# START OF RECORDS FOR THE EXERCISE

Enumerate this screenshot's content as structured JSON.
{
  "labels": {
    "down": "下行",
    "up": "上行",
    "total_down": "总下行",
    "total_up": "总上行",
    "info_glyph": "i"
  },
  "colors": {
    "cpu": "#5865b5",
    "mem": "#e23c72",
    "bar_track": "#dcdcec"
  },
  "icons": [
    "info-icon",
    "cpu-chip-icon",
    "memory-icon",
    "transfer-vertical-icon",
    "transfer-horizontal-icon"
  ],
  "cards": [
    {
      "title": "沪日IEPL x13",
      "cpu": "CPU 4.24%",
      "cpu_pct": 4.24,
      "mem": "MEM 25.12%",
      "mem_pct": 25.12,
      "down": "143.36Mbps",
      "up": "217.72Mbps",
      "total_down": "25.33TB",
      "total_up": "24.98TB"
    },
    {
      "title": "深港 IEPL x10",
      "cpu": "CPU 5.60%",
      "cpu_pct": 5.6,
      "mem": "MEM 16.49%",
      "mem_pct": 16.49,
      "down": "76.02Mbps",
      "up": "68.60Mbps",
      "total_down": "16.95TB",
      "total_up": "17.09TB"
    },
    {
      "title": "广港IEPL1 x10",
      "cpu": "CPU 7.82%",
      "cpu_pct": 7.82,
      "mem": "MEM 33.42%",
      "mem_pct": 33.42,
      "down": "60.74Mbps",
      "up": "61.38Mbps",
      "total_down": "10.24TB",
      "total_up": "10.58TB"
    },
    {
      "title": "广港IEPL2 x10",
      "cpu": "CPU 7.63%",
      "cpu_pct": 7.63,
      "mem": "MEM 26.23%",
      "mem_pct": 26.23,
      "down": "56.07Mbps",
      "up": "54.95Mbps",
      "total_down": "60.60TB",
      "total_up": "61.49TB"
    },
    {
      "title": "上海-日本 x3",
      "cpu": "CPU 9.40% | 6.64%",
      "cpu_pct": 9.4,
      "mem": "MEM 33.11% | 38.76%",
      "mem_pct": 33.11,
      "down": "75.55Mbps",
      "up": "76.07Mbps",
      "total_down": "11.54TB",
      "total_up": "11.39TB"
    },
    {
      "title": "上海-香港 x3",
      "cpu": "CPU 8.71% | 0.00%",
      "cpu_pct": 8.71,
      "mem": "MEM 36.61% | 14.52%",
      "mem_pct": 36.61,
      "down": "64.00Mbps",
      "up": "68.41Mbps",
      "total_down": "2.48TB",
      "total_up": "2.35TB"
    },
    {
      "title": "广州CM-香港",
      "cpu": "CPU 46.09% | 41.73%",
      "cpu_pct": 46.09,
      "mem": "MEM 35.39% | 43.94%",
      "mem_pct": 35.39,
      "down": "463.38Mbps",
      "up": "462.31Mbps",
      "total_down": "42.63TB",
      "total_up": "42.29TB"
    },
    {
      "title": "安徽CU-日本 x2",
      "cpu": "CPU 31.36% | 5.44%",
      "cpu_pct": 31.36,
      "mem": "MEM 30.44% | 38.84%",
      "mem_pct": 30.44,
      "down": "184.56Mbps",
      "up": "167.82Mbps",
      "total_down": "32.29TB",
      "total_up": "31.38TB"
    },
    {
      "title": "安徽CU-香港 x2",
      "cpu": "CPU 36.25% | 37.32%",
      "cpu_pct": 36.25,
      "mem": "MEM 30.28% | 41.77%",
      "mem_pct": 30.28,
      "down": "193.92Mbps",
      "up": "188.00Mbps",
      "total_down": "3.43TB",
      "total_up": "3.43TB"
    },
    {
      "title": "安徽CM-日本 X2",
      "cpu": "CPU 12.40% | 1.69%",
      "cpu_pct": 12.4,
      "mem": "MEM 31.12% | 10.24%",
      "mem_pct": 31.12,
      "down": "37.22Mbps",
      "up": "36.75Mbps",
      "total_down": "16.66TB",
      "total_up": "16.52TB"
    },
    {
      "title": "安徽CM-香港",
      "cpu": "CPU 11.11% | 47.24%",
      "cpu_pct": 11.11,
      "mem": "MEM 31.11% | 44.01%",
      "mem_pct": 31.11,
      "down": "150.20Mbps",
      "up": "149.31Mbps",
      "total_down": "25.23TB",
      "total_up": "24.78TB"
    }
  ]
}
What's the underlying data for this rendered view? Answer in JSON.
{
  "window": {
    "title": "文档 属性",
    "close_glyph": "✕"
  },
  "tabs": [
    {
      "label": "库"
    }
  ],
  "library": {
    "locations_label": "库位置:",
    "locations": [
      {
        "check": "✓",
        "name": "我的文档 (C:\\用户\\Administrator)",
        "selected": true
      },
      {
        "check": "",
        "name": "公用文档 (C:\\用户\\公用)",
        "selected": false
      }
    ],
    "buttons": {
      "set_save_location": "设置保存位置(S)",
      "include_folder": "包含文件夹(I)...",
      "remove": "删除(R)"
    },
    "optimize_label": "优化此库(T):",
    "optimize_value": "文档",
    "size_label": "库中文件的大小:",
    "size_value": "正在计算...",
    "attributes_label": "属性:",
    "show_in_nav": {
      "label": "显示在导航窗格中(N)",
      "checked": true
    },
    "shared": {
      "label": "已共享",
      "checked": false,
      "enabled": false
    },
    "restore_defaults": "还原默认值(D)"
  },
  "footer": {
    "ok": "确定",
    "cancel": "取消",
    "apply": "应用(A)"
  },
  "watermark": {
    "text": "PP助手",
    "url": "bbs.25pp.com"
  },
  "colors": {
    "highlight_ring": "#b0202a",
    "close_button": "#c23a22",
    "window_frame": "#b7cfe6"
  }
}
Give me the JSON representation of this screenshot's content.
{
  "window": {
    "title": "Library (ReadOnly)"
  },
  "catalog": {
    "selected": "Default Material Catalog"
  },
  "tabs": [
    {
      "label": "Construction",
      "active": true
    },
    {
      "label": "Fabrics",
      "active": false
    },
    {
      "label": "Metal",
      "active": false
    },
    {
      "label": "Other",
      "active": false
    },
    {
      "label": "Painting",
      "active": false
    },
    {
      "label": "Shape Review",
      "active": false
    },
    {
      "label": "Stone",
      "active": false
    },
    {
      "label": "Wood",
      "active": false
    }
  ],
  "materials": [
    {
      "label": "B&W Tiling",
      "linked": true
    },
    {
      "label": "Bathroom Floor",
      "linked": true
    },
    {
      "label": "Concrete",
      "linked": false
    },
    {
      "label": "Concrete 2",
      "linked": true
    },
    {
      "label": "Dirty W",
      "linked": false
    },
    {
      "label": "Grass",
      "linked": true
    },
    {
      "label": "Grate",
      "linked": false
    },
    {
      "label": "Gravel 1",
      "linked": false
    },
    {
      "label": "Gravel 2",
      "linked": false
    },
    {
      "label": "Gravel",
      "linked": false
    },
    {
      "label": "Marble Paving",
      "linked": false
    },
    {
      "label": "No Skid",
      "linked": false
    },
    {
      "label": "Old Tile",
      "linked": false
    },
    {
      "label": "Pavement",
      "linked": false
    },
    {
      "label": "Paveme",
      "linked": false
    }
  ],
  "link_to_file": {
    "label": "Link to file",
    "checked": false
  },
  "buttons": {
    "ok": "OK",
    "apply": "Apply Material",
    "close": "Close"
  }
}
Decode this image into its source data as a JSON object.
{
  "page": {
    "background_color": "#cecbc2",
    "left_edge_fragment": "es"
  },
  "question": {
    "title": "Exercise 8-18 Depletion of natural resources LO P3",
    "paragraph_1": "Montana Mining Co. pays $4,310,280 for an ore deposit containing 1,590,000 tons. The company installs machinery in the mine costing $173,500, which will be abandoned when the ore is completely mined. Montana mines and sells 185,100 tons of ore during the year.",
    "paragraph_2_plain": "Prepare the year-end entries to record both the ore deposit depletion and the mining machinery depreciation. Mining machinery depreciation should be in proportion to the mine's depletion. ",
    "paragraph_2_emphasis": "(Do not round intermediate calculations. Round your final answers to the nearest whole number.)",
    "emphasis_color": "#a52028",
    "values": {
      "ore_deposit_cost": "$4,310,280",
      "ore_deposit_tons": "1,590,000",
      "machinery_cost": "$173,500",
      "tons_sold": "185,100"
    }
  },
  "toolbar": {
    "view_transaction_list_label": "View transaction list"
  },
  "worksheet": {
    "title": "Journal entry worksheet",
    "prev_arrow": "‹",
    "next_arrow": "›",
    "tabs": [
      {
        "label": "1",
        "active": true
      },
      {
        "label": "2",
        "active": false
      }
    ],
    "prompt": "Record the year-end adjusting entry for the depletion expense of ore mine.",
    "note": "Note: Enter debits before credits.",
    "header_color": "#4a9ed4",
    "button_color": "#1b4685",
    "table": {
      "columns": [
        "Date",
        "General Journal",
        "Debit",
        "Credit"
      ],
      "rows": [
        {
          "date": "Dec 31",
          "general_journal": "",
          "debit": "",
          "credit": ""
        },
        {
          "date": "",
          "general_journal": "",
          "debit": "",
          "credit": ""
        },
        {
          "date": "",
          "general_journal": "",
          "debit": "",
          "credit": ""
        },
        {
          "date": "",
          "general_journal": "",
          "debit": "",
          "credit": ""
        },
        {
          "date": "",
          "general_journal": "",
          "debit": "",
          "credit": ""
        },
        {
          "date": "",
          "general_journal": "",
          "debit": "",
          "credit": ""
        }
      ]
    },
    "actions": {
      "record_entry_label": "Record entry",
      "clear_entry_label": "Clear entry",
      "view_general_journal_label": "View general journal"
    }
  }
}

# END OF RECORDS FOR THE EXERCISE

WHAT IS ASKED >> Look through the entries above. Extract each line with the word "Mining".

EXERCISE SOLUTION >>
    "paragraph_1": "Montana Mining Co. pays $4,310,280 for an ore deposit containing 1,590,000 tons. The company installs machinery in the mine costing $173,500, which will be abandoned when the ore is completely mined. Montana mines and sells 185,100 tons of ore during the year.",
    "paragraph_2_plain": "Prepare the year-end entries to record both the ore deposit depletion and the mining machinery depreciation. Mining machinery depreciation should be in proportion to the mine's depletion. ",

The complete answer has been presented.